## Material provided
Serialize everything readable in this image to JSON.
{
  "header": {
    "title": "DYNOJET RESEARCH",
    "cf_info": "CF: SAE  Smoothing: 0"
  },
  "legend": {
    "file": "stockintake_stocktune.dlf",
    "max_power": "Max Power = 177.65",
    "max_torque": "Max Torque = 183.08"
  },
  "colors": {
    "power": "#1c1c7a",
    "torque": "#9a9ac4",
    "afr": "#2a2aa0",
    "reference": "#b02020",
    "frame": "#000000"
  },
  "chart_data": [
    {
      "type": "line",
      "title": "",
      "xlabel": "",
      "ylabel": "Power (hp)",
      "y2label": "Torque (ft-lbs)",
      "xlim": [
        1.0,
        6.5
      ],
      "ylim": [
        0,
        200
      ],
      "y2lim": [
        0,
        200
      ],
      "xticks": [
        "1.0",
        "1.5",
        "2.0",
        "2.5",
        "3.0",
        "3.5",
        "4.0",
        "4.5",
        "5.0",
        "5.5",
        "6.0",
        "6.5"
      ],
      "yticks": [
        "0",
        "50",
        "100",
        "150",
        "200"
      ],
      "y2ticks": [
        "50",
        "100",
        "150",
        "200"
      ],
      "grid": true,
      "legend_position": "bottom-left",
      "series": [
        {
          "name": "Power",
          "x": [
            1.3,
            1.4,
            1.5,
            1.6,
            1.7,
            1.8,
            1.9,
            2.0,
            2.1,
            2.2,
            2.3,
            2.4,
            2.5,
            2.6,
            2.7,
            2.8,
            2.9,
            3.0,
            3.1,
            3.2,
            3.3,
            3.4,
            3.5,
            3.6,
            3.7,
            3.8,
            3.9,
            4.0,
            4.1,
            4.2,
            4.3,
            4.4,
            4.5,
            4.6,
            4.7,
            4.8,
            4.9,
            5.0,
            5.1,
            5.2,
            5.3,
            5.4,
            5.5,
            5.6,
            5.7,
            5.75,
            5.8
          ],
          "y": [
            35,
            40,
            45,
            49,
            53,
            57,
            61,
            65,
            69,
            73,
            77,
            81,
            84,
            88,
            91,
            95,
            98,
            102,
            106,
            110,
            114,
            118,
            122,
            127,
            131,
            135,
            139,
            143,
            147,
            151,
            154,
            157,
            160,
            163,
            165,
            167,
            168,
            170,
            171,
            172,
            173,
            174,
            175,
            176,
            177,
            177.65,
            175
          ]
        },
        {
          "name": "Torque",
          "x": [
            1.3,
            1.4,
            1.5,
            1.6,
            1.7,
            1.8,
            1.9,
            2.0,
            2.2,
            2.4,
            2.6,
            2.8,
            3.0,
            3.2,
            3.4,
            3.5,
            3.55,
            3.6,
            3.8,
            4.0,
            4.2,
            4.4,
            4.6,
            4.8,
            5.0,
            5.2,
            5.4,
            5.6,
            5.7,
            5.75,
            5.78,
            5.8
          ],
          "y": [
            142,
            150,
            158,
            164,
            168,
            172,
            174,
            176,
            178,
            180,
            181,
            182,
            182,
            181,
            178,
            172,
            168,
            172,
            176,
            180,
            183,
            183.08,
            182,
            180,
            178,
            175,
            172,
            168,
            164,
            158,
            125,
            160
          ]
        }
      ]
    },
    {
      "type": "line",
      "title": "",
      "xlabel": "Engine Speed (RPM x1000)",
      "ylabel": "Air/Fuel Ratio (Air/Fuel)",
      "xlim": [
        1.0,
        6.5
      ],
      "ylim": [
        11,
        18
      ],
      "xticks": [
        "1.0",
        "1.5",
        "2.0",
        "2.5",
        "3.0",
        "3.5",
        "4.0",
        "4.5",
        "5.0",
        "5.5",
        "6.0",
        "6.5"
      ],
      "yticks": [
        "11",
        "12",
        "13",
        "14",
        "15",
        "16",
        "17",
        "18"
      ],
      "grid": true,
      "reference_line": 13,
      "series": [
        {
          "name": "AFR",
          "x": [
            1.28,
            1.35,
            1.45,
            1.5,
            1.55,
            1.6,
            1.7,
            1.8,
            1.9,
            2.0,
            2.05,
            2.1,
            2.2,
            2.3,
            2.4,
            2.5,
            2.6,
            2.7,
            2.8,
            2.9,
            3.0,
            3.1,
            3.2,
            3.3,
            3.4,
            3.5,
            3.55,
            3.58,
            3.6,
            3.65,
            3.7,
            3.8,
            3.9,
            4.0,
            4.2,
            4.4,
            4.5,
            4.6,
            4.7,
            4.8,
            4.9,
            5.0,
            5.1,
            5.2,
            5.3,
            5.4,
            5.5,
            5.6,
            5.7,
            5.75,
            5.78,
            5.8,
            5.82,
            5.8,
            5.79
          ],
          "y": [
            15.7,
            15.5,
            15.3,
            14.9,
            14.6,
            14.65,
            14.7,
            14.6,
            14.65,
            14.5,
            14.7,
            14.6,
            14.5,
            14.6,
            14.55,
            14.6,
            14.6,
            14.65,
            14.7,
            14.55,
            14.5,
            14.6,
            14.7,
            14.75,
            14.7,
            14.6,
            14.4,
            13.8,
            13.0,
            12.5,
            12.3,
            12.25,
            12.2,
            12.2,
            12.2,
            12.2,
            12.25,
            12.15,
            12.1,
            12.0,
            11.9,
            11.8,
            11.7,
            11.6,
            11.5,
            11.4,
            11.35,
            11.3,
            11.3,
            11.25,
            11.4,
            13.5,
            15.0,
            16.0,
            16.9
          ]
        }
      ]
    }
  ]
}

## Challenge
From the records, copy every line that has the string "xlabel" in it.

## Output below
      "xlabel": "",
      "xlabel": "Engine Speed (RPM x1000)",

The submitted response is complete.